● SHORT TASK:
Your task is to repeat the entries underneath exactly, minus the pictures.

● ENTRIES SUPPLIED:
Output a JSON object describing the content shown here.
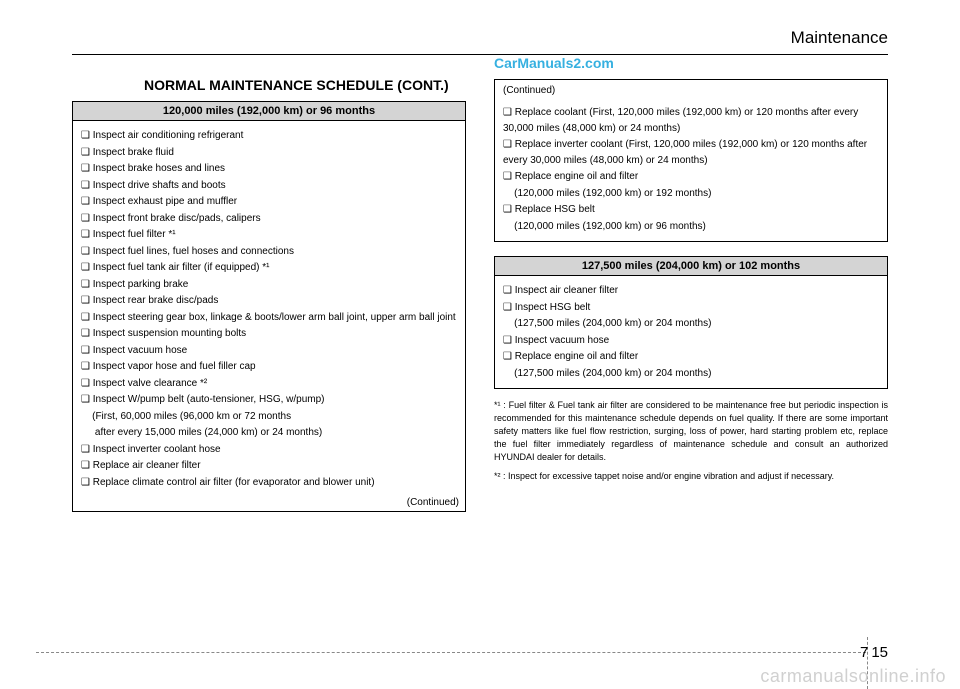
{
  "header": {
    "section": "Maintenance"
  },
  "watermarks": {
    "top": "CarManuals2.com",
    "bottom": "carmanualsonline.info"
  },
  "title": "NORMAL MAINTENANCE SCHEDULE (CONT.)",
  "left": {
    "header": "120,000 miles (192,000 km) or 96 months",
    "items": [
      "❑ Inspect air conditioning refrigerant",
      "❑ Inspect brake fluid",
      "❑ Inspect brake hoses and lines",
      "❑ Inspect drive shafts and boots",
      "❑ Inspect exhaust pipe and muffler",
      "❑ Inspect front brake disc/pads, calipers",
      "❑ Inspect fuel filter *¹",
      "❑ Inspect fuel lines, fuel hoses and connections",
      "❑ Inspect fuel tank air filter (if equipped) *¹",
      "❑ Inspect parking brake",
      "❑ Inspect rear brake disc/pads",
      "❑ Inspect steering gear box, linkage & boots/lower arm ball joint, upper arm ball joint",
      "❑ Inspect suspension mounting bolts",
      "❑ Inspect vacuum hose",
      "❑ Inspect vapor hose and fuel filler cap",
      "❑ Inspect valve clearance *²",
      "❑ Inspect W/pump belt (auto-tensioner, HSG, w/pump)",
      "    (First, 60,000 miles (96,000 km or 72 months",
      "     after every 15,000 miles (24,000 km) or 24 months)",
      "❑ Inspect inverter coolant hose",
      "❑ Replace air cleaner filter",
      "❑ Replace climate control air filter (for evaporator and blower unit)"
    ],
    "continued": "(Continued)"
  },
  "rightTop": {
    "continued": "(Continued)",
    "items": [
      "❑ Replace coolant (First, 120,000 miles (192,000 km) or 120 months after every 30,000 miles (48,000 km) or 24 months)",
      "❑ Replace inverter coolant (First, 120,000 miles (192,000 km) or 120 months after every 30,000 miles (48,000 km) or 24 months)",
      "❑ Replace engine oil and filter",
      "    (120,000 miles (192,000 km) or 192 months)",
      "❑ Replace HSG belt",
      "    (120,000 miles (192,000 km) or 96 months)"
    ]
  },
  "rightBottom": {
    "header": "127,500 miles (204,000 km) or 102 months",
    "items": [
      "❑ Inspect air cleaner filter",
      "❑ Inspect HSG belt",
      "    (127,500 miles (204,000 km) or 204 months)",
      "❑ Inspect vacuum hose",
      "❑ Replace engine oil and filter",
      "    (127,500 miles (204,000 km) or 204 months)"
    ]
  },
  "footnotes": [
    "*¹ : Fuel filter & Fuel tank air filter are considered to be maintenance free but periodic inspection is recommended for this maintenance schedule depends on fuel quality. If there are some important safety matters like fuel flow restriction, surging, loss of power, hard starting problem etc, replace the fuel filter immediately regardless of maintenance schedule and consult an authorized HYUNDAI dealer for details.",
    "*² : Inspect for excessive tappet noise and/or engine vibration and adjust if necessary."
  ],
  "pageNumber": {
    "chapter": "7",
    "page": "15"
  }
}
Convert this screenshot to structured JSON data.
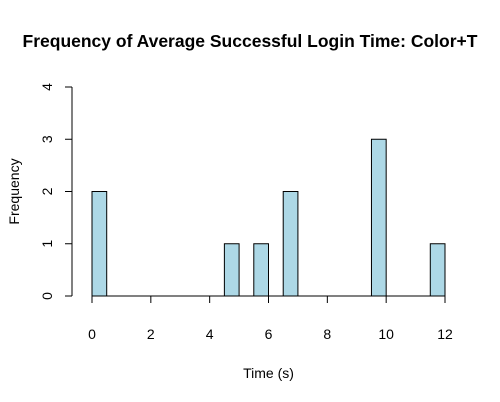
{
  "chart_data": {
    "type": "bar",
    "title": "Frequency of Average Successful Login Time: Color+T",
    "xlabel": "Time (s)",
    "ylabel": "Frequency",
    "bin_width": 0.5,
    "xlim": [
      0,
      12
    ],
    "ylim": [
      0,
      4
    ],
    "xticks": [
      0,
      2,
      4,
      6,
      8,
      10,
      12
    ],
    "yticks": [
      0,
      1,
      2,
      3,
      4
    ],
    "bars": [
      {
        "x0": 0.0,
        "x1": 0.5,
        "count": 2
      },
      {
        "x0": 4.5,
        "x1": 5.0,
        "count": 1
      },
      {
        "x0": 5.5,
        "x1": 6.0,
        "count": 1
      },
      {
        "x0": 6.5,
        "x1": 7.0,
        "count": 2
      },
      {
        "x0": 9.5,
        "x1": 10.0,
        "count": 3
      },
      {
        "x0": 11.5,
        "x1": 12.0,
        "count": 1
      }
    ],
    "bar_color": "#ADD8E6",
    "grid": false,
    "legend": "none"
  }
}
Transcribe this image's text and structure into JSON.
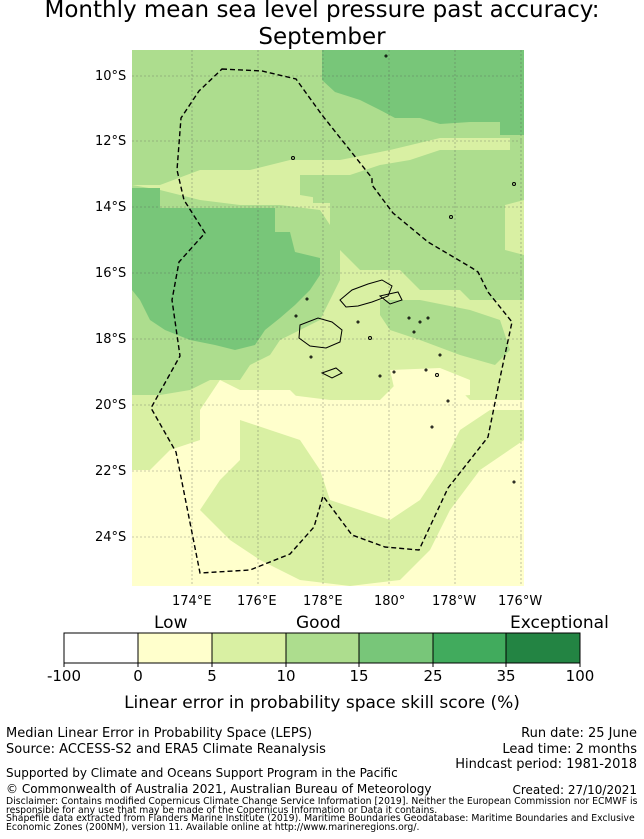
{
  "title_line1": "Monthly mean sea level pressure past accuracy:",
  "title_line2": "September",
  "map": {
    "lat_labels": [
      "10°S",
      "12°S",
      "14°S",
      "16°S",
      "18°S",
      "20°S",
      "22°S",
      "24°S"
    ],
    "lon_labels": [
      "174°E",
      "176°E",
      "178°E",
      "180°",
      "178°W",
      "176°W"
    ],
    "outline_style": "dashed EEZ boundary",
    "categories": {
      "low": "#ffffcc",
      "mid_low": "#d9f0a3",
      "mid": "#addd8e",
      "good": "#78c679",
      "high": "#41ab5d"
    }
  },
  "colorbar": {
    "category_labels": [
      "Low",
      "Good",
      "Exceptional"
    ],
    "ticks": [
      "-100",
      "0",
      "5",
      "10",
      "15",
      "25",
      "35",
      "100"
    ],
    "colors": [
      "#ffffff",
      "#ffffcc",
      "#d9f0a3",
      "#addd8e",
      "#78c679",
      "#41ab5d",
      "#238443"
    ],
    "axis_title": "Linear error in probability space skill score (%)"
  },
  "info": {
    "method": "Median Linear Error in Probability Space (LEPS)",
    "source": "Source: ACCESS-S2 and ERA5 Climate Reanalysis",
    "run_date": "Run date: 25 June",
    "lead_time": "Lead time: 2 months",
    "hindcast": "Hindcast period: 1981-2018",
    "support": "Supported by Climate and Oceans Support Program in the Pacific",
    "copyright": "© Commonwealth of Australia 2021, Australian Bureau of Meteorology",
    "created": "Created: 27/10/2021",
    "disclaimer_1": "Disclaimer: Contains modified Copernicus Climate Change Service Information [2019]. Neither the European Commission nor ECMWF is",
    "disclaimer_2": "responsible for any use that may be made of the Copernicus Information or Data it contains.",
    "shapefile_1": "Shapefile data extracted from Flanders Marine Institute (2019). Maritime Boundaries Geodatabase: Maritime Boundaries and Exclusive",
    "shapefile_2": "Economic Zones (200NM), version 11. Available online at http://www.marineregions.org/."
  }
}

● ANSWER TO THIS TASK:
Output a JSON object describing the content shown here.
{
  "header": {
    "section": "Maintenance"
  },
  "watermarks": {
    "top": "CarManuals2.com",
    "bottom": "carmanualsonline.info"
  },
  "title": "NORMAL MAINTENANCE SCHEDULE (CONT.)",
  "left": {
    "header": "120,000 miles (192,000 km) or 96 months",
    "items": [
      "❑ Inspect air conditioning refrigerant",
      "❑ Inspect brake fluid",
      "❑ Inspect brake hoses and lines",
      "❑ Inspect drive shafts and boots",
      "❑ Inspect exhaust pipe and muffler",
      "❑ Inspect front brake disc/pads, calipers",
      "❑ Inspect fuel filter *¹",
      "❑ Inspect fuel lines, fuel hoses and connections",
      "❑ Inspect fuel tank air filter (if equipped) *¹",
      "❑ Inspect parking brake",
      "❑ Inspect rear brake disc/pads",
      "❑ Inspect steering gear box, linkage & boots/lower arm ball joint, upper arm ball joint",
      "❑ Inspect suspension mounting bolts",
      "❑ Inspect vacuum hose",
      "❑ Inspect vapor hose and fuel filler cap",
      "❑ Inspect valve clearance *²",
      "❑ Inspect W/pump belt (auto-tensioner, HSG, w/pump)",
      "    (First, 60,000 miles (96,000 km or 72 months",
      "     after every 15,000 miles (24,000 km) or 24 months)",
      "❑ Inspect inverter coolant hose",
      "❑ Replace air cleaner filter",
      "❑ Replace climate control air filter (for evaporator and blower unit)"
    ],
    "continued": "(Continued)"
  },
  "rightTop": {
    "continued": "(Continued)",
    "items": [
      "❑ Replace coolant (First, 120,000 miles (192,000 km) or 120 months after every 30,000 miles (48,000 km) or 24 months)",
      "❑ Replace inverter coolant (First, 120,000 miles (192,000 km) or 120 months after every 30,000 miles (48,000 km) or 24 months)",
      "❑ Replace engine oil and filter",
      "    (120,000 miles (192,000 km) or 192 months)",
      "❑ Replace HSG belt",
      "    (120,000 miles (192,000 km) or 96 months)"
    ]
  },
  "rightBottom": {
    "header": "127,500 miles (204,000 km) or 102 months",
    "items": [
      "❑ Inspect air cleaner filter",
      "❑ Inspect HSG belt",
      "    (127,500 miles (204,000 km) or 204 months)",
      "❑ Inspect vacuum hose",
      "❑ Replace engine oil and filter",
      "    (127,500 miles (204,000 km) or 204 months)"
    ]
  },
  "footnotes": [
    "*¹ : Fuel filter & Fuel tank air filter are considered to be maintenance free but periodic inspection is recommended for this maintenance schedule depends on fuel quality. If there are some important safety matters like fuel flow restriction, surging, loss of power, hard starting problem etc, replace the fuel filter immediately regardless of maintenance schedule and consult an authorized HYUNDAI dealer for details.",
    "*² : Inspect for excessive tappet noise and/or engine vibration and adjust if necessary."
  ],
  "pageNumber": {
    "chapter": "7",
    "page": "15"
  }
}
Convert this screenshot to structured JSON data.
{
  "chart_data": {
    "type": "bar",
    "title": "Frequency of Average Successful Login Time: Color+T",
    "xlabel": "Time (s)",
    "ylabel": "Frequency",
    "bin_width": 0.5,
    "xlim": [
      0,
      12
    ],
    "ylim": [
      0,
      4
    ],
    "xticks": [
      0,
      2,
      4,
      6,
      8,
      10,
      12
    ],
    "yticks": [
      0,
      1,
      2,
      3,
      4
    ],
    "bars": [
      {
        "x0": 0.0,
        "x1": 0.5,
        "count": 2
      },
      {
        "x0": 4.5,
        "x1": 5.0,
        "count": 1
      },
      {
        "x0": 5.5,
        "x1": 6.0,
        "count": 1
      },
      {
        "x0": 6.5,
        "x1": 7.0,
        "count": 2
      },
      {
        "x0": 9.5,
        "x1": 10.0,
        "count": 3
      },
      {
        "x0": 11.5,
        "x1": 12.0,
        "count": 1
      }
    ],
    "bar_color": "#ADD8E6",
    "grid": false,
    "legend": "none"
  }
}
Transcribe this image's text and structure into JSON.
{
  "title_line1": "Monthly mean sea level pressure past accuracy:",
  "title_line2": "September",
  "map": {
    "lat_labels": [
      "10°S",
      "12°S",
      "14°S",
      "16°S",
      "18°S",
      "20°S",
      "22°S",
      "24°S"
    ],
    "lon_labels": [
      "174°E",
      "176°E",
      "178°E",
      "180°",
      "178°W",
      "176°W"
    ],
    "outline_style": "dashed EEZ boundary",
    "categories": {
      "low": "#ffffcc",
      "mid_low": "#d9f0a3",
      "mid": "#addd8e",
      "good": "#78c679",
      "high": "#41ab5d"
    }
  },
  "colorbar": {
    "category_labels": [
      "Low",
      "Good",
      "Exceptional"
    ],
    "ticks": [
      "-100",
      "0",
      "5",
      "10",
      "15",
      "25",
      "35",
      "100"
    ],
    "colors": [
      "#ffffff",
      "#ffffcc",
      "#d9f0a3",
      "#addd8e",
      "#78c679",
      "#41ab5d",
      "#238443"
    ],
    "axis_title": "Linear error in probability space skill score (%)"
  },
  "info": {
    "method": "Median Linear Error in Probability Space (LEPS)",
    "source": "Source: ACCESS-S2 and ERA5 Climate Reanalysis",
    "run_date": "Run date: 25 June",
    "lead_time": "Lead time: 2 months",
    "hindcast": "Hindcast period: 1981-2018",
    "support": "Supported by Climate and Oceans Support Program in the Pacific",
    "copyright": "© Commonwealth of Australia 2021, Australian Bureau of Meteorology",
    "created": "Created: 27/10/2021",
    "disclaimer_1": "Disclaimer: Contains modified Copernicus Climate Change Service Information [2019]. Neither the European Commission nor ECMWF is",
    "disclaimer_2": "responsible for any use that may be made of the Copernicus Information or Data it contains.",
    "shapefile_1": "Shapefile data extracted from Flanders Marine Institute (2019). Maritime Boundaries Geodatabase: Maritime Boundaries and Exclusive",
    "shapefile_2": "Economic Zones (200NM), version 11. Available online at http://www.marineregions.org/."
  }
}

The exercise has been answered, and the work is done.